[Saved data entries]
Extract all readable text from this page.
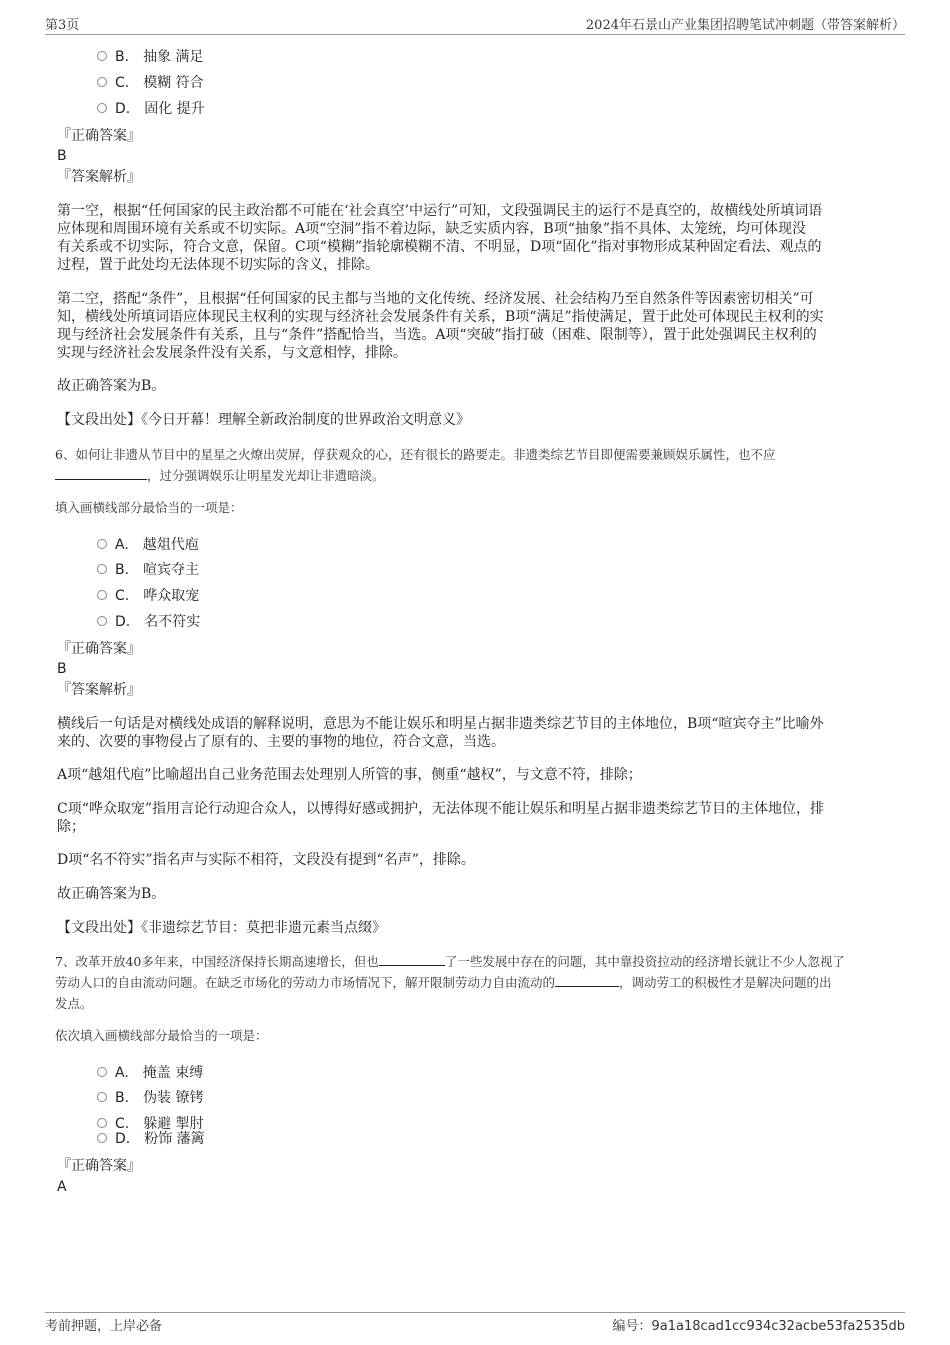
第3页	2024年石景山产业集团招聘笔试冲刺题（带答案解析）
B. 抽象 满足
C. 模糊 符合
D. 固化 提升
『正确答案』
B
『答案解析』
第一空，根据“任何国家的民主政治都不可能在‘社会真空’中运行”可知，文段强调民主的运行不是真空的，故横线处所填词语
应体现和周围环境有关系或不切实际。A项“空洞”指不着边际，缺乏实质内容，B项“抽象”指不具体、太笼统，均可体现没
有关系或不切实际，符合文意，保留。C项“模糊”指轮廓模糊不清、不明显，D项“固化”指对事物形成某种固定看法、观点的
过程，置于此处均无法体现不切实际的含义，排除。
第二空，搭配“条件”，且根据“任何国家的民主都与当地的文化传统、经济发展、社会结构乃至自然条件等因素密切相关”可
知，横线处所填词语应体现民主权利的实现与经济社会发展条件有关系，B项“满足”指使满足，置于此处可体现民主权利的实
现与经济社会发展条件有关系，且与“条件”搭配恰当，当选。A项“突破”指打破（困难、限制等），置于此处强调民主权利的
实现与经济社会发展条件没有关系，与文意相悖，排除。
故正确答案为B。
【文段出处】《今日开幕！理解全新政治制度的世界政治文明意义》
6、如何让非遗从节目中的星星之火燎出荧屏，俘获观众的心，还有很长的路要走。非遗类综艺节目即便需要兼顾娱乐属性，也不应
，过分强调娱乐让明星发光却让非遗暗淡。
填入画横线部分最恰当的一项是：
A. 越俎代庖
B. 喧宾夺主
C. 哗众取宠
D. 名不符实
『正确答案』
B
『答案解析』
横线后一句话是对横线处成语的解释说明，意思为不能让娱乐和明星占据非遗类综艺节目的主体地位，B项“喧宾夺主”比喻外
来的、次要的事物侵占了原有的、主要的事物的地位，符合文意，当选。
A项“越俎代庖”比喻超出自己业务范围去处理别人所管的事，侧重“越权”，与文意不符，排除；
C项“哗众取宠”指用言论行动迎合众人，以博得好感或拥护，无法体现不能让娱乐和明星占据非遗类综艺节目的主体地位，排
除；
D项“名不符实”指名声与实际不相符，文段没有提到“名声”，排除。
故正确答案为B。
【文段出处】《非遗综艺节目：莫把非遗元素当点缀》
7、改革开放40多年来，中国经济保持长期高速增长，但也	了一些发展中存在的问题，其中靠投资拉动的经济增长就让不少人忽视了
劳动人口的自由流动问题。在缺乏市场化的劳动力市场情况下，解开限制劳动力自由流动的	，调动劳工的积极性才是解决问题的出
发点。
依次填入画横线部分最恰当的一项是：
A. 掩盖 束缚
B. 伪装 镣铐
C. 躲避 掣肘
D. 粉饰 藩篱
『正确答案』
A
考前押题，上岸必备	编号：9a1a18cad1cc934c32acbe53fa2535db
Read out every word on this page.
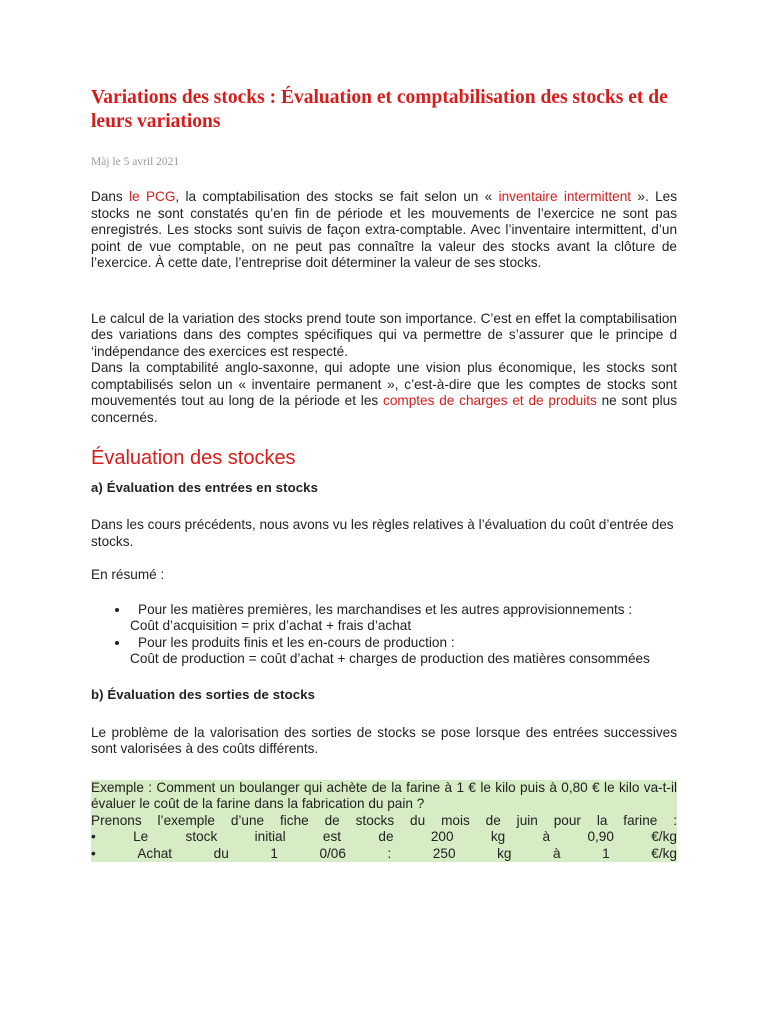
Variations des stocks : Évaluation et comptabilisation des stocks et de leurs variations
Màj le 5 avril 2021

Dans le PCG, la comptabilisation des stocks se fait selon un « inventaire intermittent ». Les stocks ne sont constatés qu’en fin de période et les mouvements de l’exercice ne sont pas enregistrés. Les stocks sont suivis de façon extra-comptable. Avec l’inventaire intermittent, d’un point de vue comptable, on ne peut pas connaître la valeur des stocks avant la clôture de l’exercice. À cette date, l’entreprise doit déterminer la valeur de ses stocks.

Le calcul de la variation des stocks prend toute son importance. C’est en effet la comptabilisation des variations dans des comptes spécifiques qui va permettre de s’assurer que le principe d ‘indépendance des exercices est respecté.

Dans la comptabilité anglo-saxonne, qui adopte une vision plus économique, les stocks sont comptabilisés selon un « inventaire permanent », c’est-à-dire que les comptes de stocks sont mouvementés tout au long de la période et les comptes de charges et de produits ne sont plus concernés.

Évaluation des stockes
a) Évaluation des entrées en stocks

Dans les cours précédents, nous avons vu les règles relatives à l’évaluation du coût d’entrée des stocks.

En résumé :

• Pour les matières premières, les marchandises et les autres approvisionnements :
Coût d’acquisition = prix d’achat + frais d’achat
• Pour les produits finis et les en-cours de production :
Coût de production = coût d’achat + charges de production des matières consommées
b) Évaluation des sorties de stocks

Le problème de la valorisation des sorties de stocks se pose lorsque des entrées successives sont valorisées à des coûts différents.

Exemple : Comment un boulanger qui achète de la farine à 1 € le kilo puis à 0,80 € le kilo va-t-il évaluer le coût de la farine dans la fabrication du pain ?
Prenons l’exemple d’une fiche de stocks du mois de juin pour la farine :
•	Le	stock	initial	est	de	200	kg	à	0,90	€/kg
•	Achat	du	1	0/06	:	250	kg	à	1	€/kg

§ **REQUIREMENT**: Copy out all of the data word for word. Do not carry over any picture.

§ **RESPONSE**:
Extract all readable text from this page.
第3页	2024年石景山产业集团招聘笔试冲刺题（带答案解析）
B. 抽象 满足
C. 模糊 符合
D. 固化 提升
『正确答案』
B
『答案解析』
第一空，根据“任何国家的民主政治都不可能在‘社会真空’中运行”可知，文段强调民主的运行不是真空的，故横线处所填词语
应体现和周围环境有关系或不切实际。A项“空洞”指不着边际，缺乏实质内容，B项“抽象”指不具体、太笼统，均可体现没
有关系或不切实际，符合文意，保留。C项“模糊”指轮廓模糊不清、不明显，D项“固化”指对事物形成某种固定看法、观点的
过程，置于此处均无法体现不切实际的含义，排除。
第二空，搭配“条件”，且根据“任何国家的民主都与当地的文化传统、经济发展、社会结构乃至自然条件等因素密切相关”可
知，横线处所填词语应体现民主权利的实现与经济社会发展条件有关系，B项“满足”指使满足，置于此处可体现民主权利的实
现与经济社会发展条件有关系，且与“条件”搭配恰当，当选。A项“突破”指打破（困难、限制等），置于此处强调民主权利的
实现与经济社会发展条件没有关系，与文意相悖，排除。
故正确答案为B。
【文段出处】《今日开幕！理解全新政治制度的世界政治文明意义》
6、如何让非遗从节目中的星星之火燎出荧屏，俘获观众的心，还有很长的路要走。非遗类综艺节目即便需要兼顾娱乐属性，也不应
，过分强调娱乐让明星发光却让非遗暗淡。
填入画横线部分最恰当的一项是：
A. 越俎代庖
B. 喧宾夺主
C. 哗众取宠
D. 名不符实
『正确答案』
B
『答案解析』
横线后一句话是对横线处成语的解释说明，意思为不能让娱乐和明星占据非遗类综艺节目的主体地位，B项“喧宾夺主”比喻外
来的、次要的事物侵占了原有的、主要的事物的地位，符合文意，当选。
A项“越俎代庖”比喻超出自己业务范围去处理别人所管的事，侧重“越权”，与文意不符，排除；
C项“哗众取宠”指用言论行动迎合众人，以博得好感或拥护，无法体现不能让娱乐和明星占据非遗类综艺节目的主体地位，排
除；
D项“名不符实”指名声与实际不相符，文段没有提到“名声”，排除。
故正确答案为B。
【文段出处】《非遗综艺节目：莫把非遗元素当点缀》
7、改革开放40多年来，中国经济保持长期高速增长，但也	了一些发展中存在的问题，其中靠投资拉动的经济增长就让不少人忽视了
劳动人口的自由流动问题。在缺乏市场化的劳动力市场情况下，解开限制劳动力自由流动的	，调动劳工的积极性才是解决问题的出
发点。
依次填入画横线部分最恰当的一项是：
A. 掩盖 束缚
B. 伪装 镣铐
C. 躲避 掣肘
D. 粉饰 藩篱
『正确答案』
A
考前押题，上岸必备	编号：9a1a18cad1cc934c32acbe53fa2535db
Read out every word on this page.
Variations des stocks : Évaluation et comptabilisation des stocks et de leurs variations
Màj le 5 avril 2021

Dans le PCG, la comptabilisation des stocks se fait selon un « inventaire intermittent ». Les stocks ne sont constatés qu’en fin de période et les mouvements de l’exercice ne sont pas enregistrés. Les stocks sont suivis de façon extra-comptable. Avec l’inventaire intermittent, d’un point de vue comptable, on ne peut pas connaître la valeur des stocks avant la clôture de l’exercice. À cette date, l’entreprise doit déterminer la valeur de ses stocks.

Le calcul de la variation des stocks prend toute son importance. C’est en effet la comptabilisation des variations dans des comptes spécifiques qui va permettre de s’assurer que le principe d ‘indépendance des exercices est respecté.

Dans la comptabilité anglo-saxonne, qui adopte une vision plus économique, les stocks sont comptabilisés selon un « inventaire permanent », c’est-à-dire que les comptes de stocks sont mouvementés tout au long de la période et les comptes de charges et de produits ne sont plus concernés.

Évaluation des stockes
a) Évaluation des entrées en stocks

Dans les cours précédents, nous avons vu les règles relatives à l’évaluation du coût d’entrée des stocks.

En résumé :

• Pour les matières premières, les marchandises et les autres approvisionnements :
Coût d’acquisition = prix d’achat + frais d’achat
• Pour les produits finis et les en-cours de production :
Coût de production = coût d’achat + charges de production des matières consommées
b) Évaluation des sorties de stocks

Le problème de la valorisation des sorties de stocks se pose lorsque des entrées successives sont valorisées à des coûts différents.

Exemple : Comment un boulanger qui achète de la farine à 1 € le kilo puis à 0,80 € le kilo va-t-il évaluer le coût de la farine dans la fabrication du pain ?
Prenons l’exemple d’une fiche de stocks du mois de juin pour la farine :
•	Le	stock	initial	est	de	200	kg	à	0,90	€/kg
•	Achat	du	1	0/06	:	250	kg	à	1	€/kg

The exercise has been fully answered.